▸ **What the task requires**: Copy every line of the data that includes the string "License".

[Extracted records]
start
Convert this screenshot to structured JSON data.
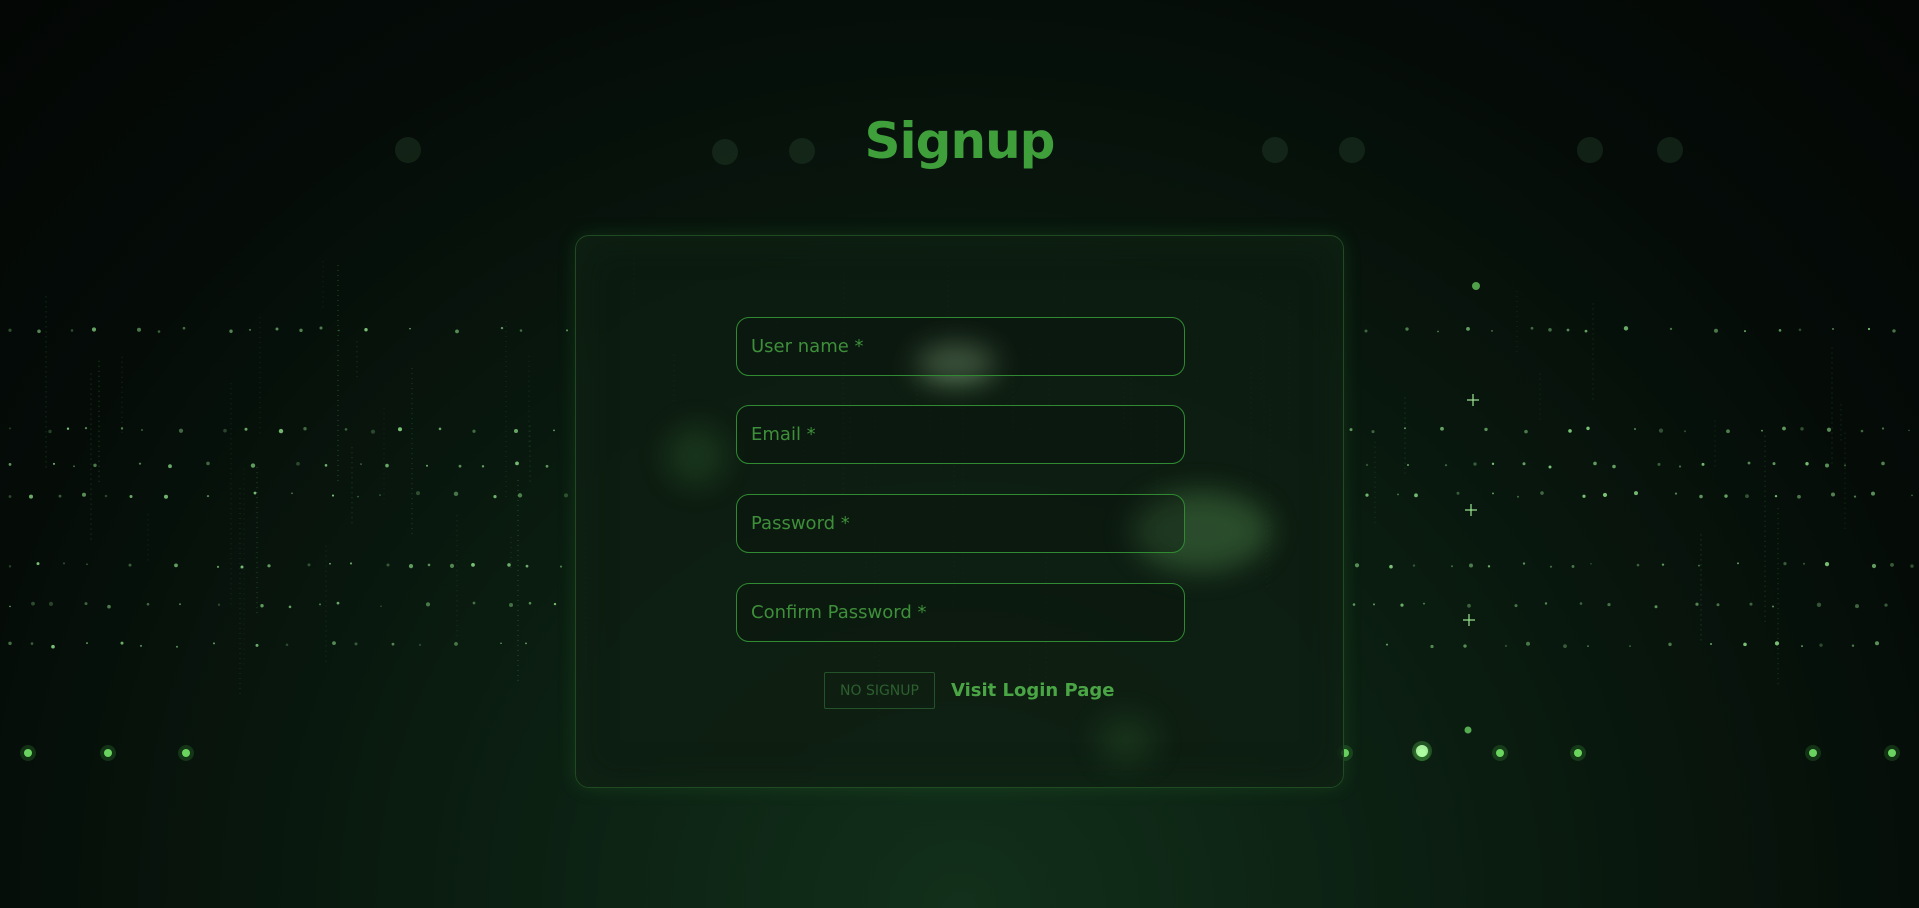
{
  "page": {
    "title": "Signup"
  },
  "form": {
    "username": {
      "placeholder": "User name *",
      "value": ""
    },
    "email": {
      "placeholder": "Email *",
      "value": ""
    },
    "password": {
      "placeholder": "Password *",
      "value": ""
    },
    "confirm_password": {
      "placeholder": "Confirm Password *",
      "value": ""
    },
    "no_signup_label": "NO SIGNUP",
    "login_link_label": "Visit Login Page"
  },
  "theme": {
    "accent": "#3f9f3a",
    "background": "#050a07",
    "field_border": "#2f8a32"
  }
}
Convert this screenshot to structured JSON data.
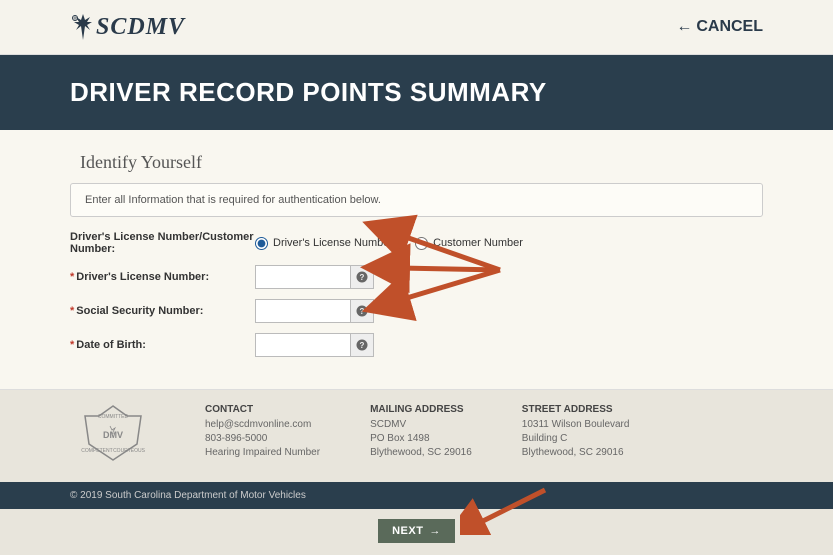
{
  "header": {
    "brand": "SCDMV",
    "cancel": "CANCEL"
  },
  "title": "DRIVER RECORD POINTS SUMMARY",
  "section": {
    "heading": "Identify Yourself",
    "intro": "Enter all Information that is required for authentication below."
  },
  "form": {
    "radio_label": "Driver's License Number/Customer Number:",
    "radio_opts": {
      "dln": "Driver's License Number",
      "cust": "Customer Number"
    },
    "fields": {
      "dln": {
        "label": "Driver's License Number:",
        "value": ""
      },
      "ssn": {
        "label": "Social Security Number:",
        "value": ""
      },
      "dob": {
        "label": "Date of Birth:",
        "value": ""
      }
    }
  },
  "footer": {
    "contact": {
      "h": "CONTACT",
      "email": "help@scdmvonline.com",
      "phone": "803-896-5000",
      "hearing": "Hearing Impaired Number"
    },
    "mailing": {
      "h": "MAILING ADDRESS",
      "l1": "SCDMV",
      "l2": "PO Box 1498",
      "l3": "Blythewood, SC 29016"
    },
    "street": {
      "h": "STREET ADDRESS",
      "l1": "10311 Wilson Boulevard",
      "l2": "Building C",
      "l3": "Blythewood, SC 29016"
    }
  },
  "copyright": "© 2019 South Carolina Department of Motor Vehicles",
  "next": "NEXT"
}
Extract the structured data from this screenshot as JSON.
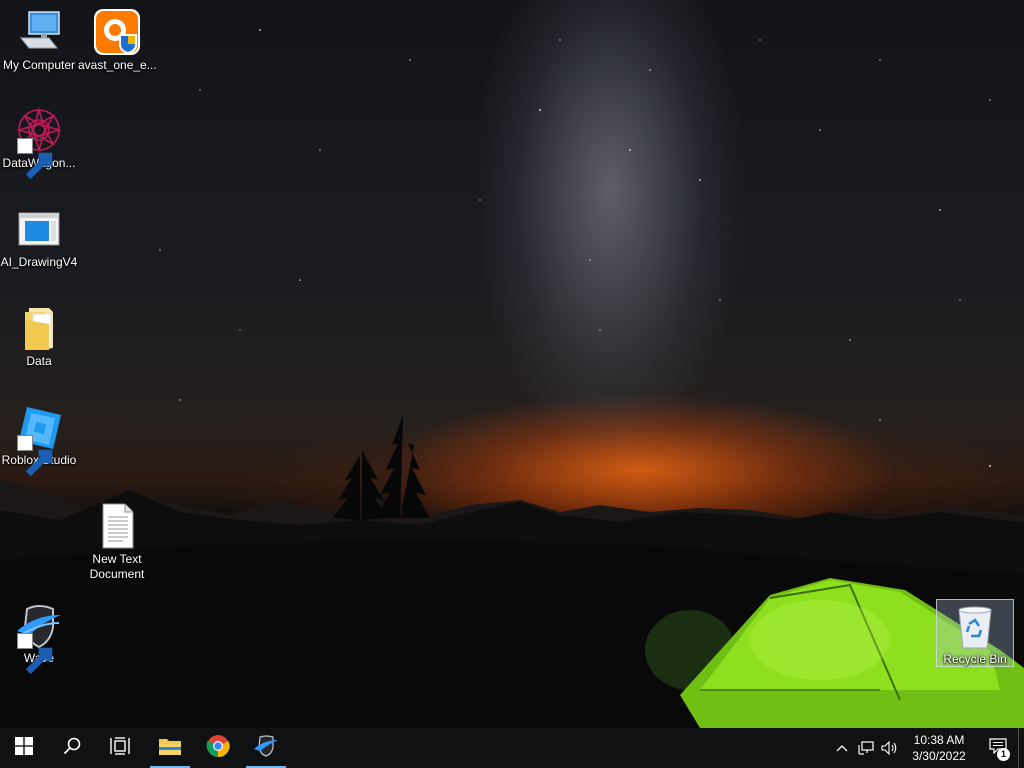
end
▸ **Written answer**:
    "radio_label": "Driver's License Number/Customer Number:",
      "dln": "Driver's License Number",
        "label": "Driver's License Number:",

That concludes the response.